▶ Entries shown
--

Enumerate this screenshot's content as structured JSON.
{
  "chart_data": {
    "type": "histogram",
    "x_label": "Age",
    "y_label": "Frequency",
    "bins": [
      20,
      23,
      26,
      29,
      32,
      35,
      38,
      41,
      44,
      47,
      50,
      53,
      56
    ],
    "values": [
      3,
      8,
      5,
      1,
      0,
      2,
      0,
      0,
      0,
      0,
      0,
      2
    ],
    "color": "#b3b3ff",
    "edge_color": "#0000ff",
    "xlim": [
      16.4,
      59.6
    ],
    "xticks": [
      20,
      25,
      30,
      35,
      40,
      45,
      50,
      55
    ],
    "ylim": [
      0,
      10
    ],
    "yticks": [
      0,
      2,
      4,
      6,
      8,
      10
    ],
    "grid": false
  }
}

--

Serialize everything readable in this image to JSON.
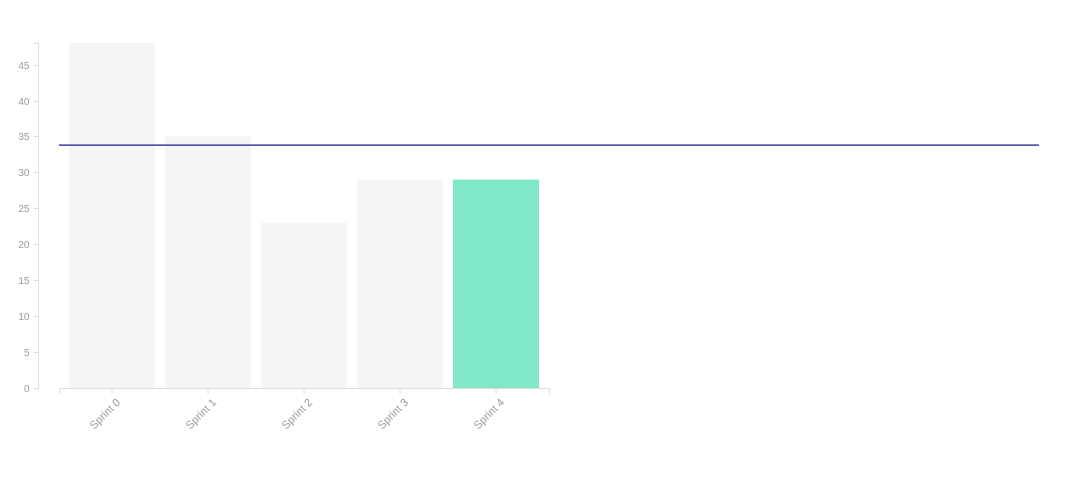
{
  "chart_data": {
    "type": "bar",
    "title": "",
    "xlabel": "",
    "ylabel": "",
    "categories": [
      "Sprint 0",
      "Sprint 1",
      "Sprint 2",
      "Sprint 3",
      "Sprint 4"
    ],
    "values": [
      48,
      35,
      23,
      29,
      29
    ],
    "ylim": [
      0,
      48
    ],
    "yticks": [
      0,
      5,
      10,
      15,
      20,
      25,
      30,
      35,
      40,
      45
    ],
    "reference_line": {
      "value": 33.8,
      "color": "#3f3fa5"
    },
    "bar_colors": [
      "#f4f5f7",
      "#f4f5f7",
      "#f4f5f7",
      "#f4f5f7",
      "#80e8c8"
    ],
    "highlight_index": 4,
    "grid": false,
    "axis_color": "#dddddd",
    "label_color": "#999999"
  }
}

--

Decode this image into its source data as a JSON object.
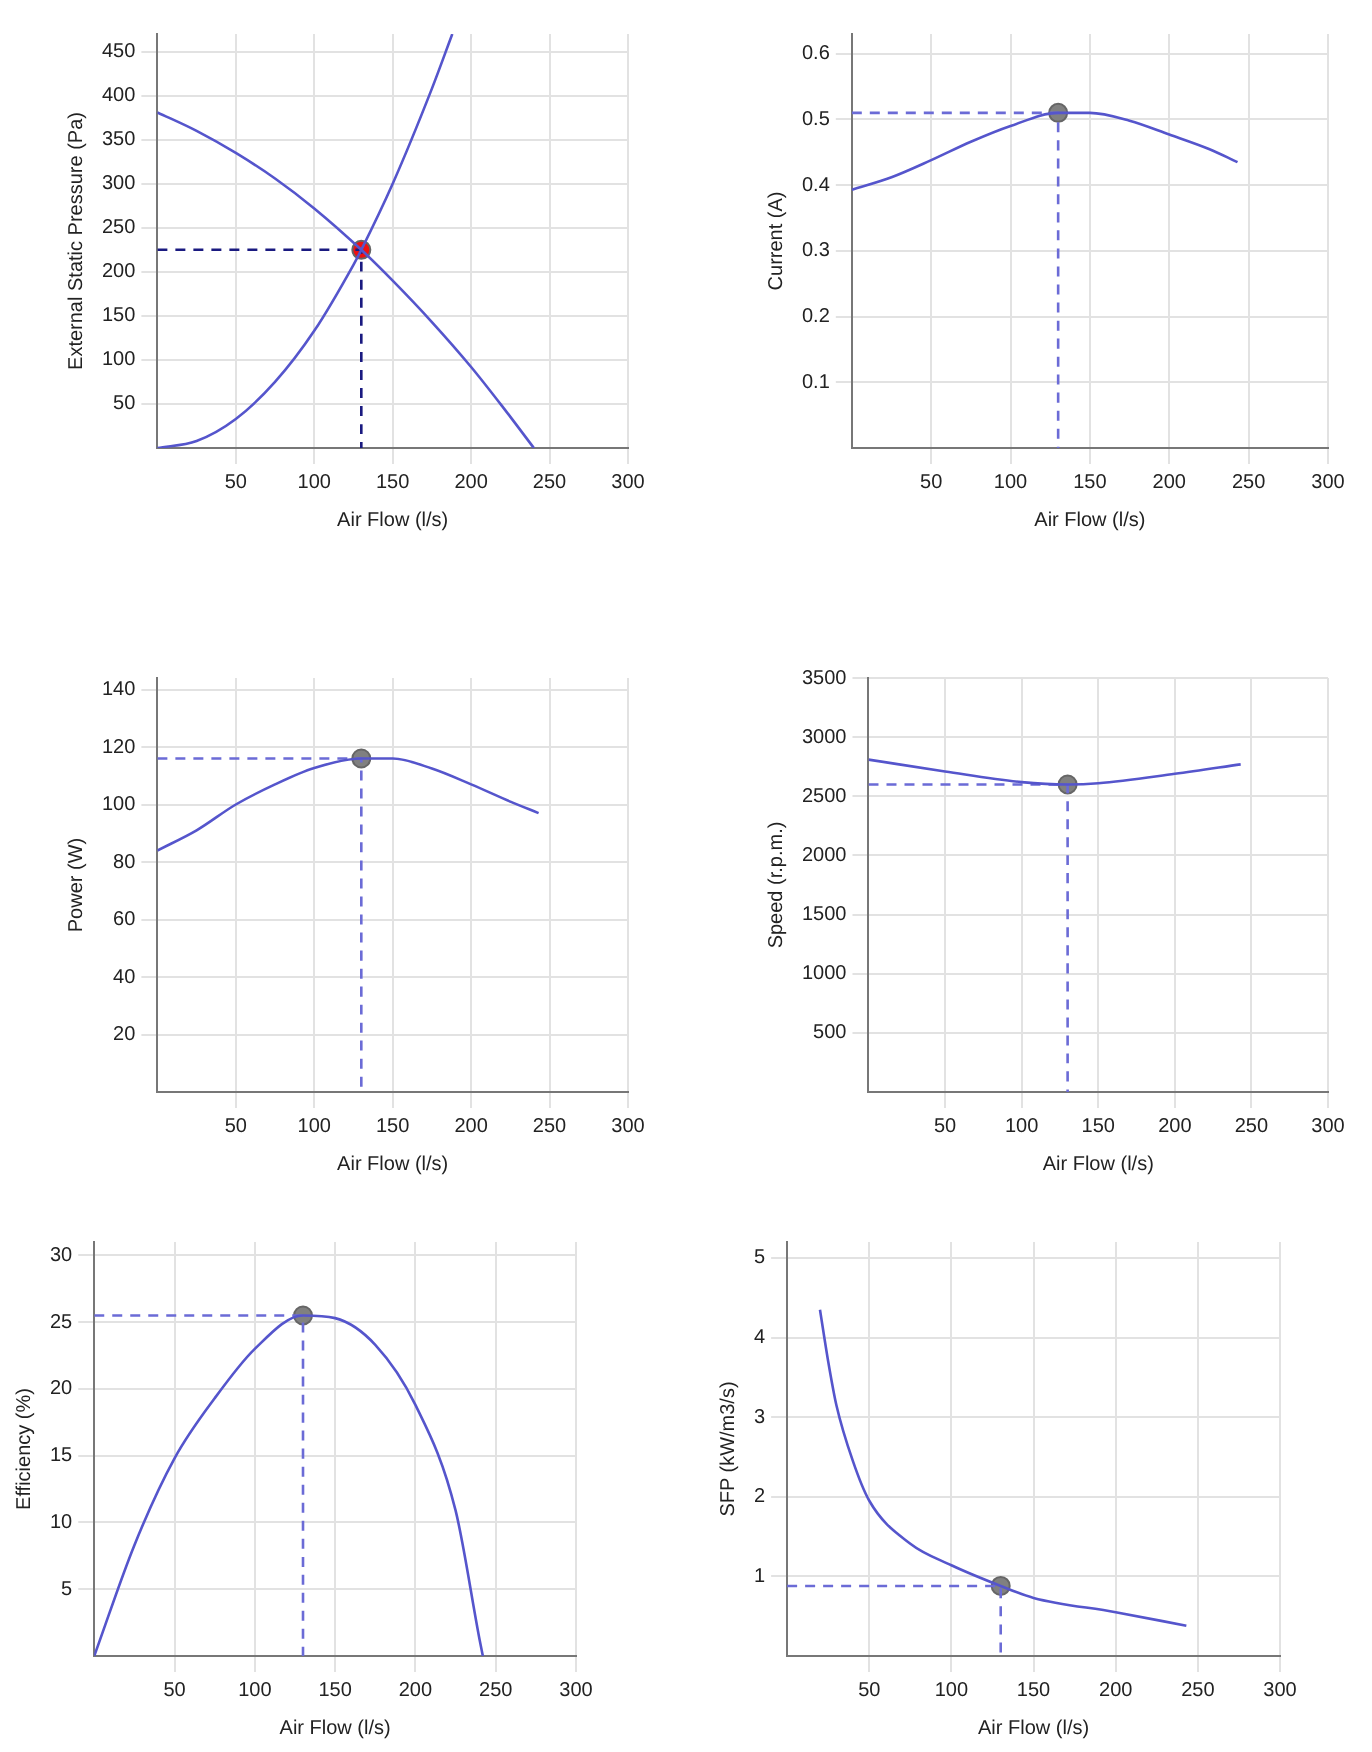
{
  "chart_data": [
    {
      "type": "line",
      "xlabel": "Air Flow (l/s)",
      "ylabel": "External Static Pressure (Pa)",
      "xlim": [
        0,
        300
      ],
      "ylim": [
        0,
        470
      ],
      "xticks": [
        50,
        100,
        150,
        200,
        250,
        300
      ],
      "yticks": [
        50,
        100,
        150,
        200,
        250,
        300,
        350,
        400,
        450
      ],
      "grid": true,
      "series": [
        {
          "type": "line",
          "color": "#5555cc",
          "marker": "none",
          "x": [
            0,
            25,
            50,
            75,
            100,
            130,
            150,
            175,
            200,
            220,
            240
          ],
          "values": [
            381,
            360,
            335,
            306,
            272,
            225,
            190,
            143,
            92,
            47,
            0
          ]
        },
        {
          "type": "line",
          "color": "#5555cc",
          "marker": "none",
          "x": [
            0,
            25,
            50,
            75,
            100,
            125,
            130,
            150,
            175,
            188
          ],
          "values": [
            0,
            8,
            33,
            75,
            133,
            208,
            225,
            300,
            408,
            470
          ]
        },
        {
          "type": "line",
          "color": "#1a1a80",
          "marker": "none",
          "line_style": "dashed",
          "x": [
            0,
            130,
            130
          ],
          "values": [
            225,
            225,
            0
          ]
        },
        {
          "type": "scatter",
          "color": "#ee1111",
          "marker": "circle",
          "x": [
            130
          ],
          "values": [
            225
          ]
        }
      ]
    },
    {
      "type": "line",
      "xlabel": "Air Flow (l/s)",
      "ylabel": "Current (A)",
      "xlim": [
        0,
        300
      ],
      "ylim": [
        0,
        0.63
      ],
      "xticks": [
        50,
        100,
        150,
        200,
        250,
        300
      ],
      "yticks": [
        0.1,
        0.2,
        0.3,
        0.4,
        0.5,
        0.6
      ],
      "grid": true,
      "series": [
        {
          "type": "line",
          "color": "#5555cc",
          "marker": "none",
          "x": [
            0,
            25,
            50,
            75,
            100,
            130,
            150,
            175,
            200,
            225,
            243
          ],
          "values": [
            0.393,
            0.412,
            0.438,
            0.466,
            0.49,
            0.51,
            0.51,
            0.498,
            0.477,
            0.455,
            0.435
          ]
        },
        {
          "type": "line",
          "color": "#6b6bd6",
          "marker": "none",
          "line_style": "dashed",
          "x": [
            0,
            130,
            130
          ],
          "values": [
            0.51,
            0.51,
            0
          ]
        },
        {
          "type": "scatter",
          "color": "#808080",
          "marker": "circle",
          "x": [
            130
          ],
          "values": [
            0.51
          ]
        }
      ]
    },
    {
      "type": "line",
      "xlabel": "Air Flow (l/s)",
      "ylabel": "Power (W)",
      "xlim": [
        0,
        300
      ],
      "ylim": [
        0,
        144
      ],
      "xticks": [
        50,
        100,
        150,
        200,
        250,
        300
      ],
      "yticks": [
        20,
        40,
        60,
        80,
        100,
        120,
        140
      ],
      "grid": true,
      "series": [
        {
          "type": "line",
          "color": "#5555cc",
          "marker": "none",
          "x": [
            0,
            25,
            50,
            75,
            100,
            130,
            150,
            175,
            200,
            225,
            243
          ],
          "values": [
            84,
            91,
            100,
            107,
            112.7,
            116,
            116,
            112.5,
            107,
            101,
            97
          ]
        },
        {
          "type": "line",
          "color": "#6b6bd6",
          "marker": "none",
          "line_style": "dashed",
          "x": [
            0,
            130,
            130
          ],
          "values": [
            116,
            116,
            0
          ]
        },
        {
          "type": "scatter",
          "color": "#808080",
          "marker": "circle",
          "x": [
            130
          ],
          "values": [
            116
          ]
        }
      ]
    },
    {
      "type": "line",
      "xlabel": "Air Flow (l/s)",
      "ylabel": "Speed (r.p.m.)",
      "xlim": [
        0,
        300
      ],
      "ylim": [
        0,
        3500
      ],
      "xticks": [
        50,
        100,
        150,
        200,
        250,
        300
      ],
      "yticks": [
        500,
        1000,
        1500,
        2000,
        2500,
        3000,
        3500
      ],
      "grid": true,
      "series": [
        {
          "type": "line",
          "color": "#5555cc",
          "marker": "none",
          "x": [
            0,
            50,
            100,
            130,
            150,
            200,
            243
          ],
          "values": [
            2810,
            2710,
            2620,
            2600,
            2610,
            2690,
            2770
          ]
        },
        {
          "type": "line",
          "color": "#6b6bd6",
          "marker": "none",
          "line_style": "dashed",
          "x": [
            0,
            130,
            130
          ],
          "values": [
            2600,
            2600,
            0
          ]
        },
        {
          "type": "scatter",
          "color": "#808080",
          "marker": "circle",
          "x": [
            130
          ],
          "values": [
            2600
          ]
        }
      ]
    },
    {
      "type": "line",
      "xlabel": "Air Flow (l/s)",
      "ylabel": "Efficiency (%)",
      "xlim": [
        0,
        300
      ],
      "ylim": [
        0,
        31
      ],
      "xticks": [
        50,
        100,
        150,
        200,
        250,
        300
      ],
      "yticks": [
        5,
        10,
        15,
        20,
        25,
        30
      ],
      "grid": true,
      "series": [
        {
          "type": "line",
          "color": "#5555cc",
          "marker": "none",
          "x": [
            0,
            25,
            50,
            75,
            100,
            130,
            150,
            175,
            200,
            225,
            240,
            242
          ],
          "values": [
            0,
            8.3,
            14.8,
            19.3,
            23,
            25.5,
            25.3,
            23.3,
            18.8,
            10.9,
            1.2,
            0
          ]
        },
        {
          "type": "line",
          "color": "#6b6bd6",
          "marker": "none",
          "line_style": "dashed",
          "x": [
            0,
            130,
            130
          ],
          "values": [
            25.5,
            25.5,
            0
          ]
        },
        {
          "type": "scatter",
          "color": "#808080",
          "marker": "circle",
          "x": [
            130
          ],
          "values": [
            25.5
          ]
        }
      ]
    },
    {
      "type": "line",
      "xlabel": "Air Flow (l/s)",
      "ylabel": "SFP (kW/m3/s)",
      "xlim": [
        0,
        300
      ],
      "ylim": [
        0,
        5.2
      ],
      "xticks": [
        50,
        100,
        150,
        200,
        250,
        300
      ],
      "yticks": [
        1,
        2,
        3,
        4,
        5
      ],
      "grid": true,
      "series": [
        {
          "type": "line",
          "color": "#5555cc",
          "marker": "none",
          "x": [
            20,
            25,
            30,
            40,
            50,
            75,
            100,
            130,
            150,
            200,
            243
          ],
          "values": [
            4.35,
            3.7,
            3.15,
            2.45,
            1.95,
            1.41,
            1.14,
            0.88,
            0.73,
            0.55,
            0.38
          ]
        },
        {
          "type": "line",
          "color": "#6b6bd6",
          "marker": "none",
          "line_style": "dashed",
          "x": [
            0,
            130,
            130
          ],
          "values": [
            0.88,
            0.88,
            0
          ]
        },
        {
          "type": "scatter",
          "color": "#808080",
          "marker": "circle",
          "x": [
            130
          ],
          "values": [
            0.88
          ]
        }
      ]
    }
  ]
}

--

▶ Goal of the exercise
Search the lines for the string "Sprint" and copy every line that has it.

▶ Task output
      "Sprint 0",
      "Sprint 1",
      "Sprint 2",
      "Sprint 3",
      "Sprint 4"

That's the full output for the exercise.